Raw records:
___

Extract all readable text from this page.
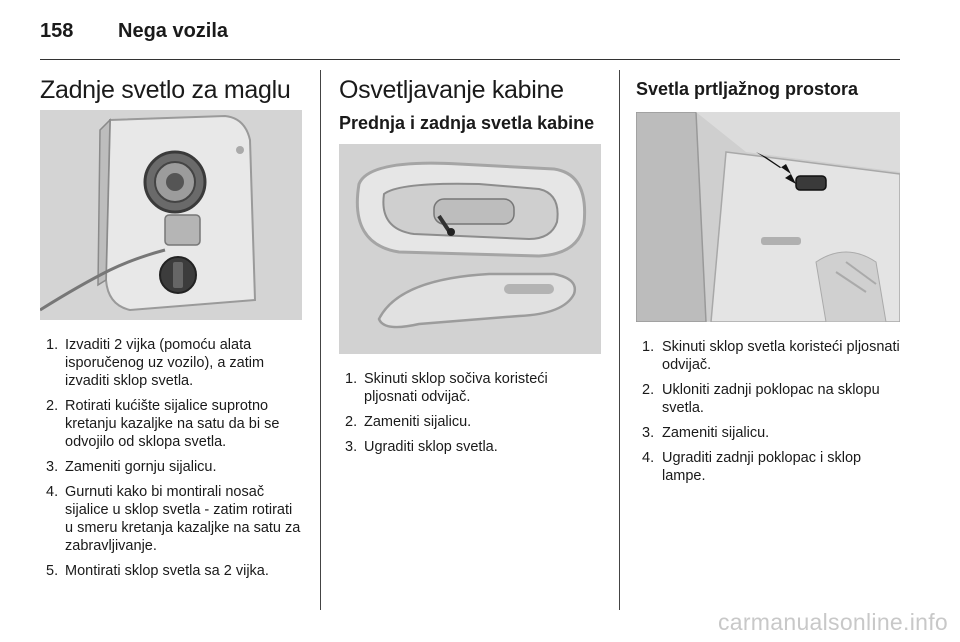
158	Nega vozila
Zadnje svetlo za maglu
1. Izvaditi 2 vijka (pomoću alata isporučenog uz vozilo), a zatim izvaditi sklop svetla.
2. Rotirati kućište sijalice suprotno kretanju kazaljke na satu da bi se odvojilo od sklopa svetla.
3. Zameniti gornju sijalicu.
4. Gurnuti kako bi montirali nosač sijalice u sklop svetla - zatim rotirati u smeru kretanja kazaljke na satu za zabravljivanje.
5. Montirati sklop svetla sa 2 vijka.
Osvetljavanje kabine
Prednja i zadnja svetla kabine
1. Skinuti sklop sočiva koristeći pljosnati odvijač.
2. Zameniti sijalicu.
3. Ugraditi sklop svetla.
Svetla prtljažnog prostora
1. Skinuti sklop svetla koristeći pljosnati odvijač.
2. Ukloniti zadnji poklopac na sklopu svetla.
3. Zameniti sijalicu.
4. Ugraditi zadnji poklopac i sklop lampe.
carmanualsonline.info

___

Exercise details:
Reproduce the entries above word for word. Pictures stay out.

Response below:
Extract all readable text from this page.
158	Nega vozila
Zadnje svetlo za maglu
1. Izvaditi 2 vijka (pomoću alata isporučenog uz vozilo), a zatim izvaditi sklop svetla.
2. Rotirati kućište sijalice suprotno kretanju kazaljke na satu da bi se odvojilo od sklopa svetla.
3. Zameniti gornju sijalicu.
4. Gurnuti kako bi montirali nosač sijalice u sklop svetla - zatim rotirati u smeru kretanja kazaljke na satu za zabravljivanje.
5. Montirati sklop svetla sa 2 vijka.
Osvetljavanje kabine
Prednja i zadnja svetla kabine
1. Skinuti sklop sočiva koristeći pljosnati odvijač.
2. Zameniti sijalicu.
3. Ugraditi sklop svetla.
Svetla prtljažnog prostora
1. Skinuti sklop svetla koristeći pljosnati odvijač.
2. Ukloniti zadnji poklopac na sklopu svetla.
3. Zameniti sijalicu.
4. Ugraditi zadnji poklopac i sklop lampe.
carmanualsonline.info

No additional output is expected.